Exercise details.
Find each line with the string "median" and copy it.
---------------
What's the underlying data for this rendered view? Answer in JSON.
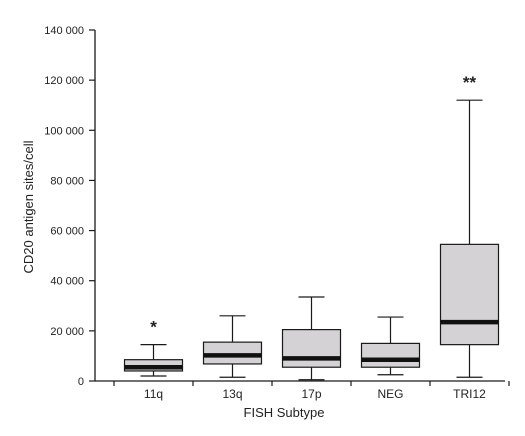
{
  "chart_data": {
    "type": "box",
    "title": "",
    "xlabel": "FISH Subtype",
    "ylabel": "CD20 antigen sites/cell",
    "ylim": [
      0,
      140000
    ],
    "ytick_values": [
      0,
      20000,
      40000,
      60000,
      80000,
      100000,
      120000,
      140000
    ],
    "ytick_labels": [
      "0",
      "20 000",
      "40 000",
      "60 000",
      "80 000",
      "100 000",
      "120 000",
      "140 000"
    ],
    "categories": [
      "11q",
      "13q",
      "17p",
      "NEG",
      "TRI12"
    ],
    "boxes": [
      {
        "category": "11q",
        "min": 2000,
        "q1": 4000,
        "median": 5500,
        "q3": 8500,
        "max": 14500,
        "annotation": "*"
      },
      {
        "category": "13q",
        "min": 1500,
        "q1": 6800,
        "median": 10200,
        "q3": 15500,
        "max": 26000,
        "annotation": ""
      },
      {
        "category": "17p",
        "min": 500,
        "q1": 5500,
        "median": 9000,
        "q3": 20500,
        "max": 33500,
        "annotation": ""
      },
      {
        "category": "NEG",
        "min": 2500,
        "q1": 5500,
        "median": 8500,
        "q3": 15000,
        "max": 25500,
        "annotation": ""
      },
      {
        "category": "TRI12",
        "min": 1500,
        "q1": 14500,
        "median": 23500,
        "q3": 54500,
        "max": 112000,
        "annotation": "**"
      }
    ],
    "colors": {
      "box_fill": "#d4d2d4",
      "box_stroke": "#1a1a1a",
      "median": "#111111",
      "axis": "#1a1a1a"
    },
    "grid": false,
    "legend": "none"
  }
}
---------------
Correct response.
        "median": 5500,
        "median": 10200,
        "median": 9000,
        "median": 8500,
        "median": 23500,
      "median": "#111111",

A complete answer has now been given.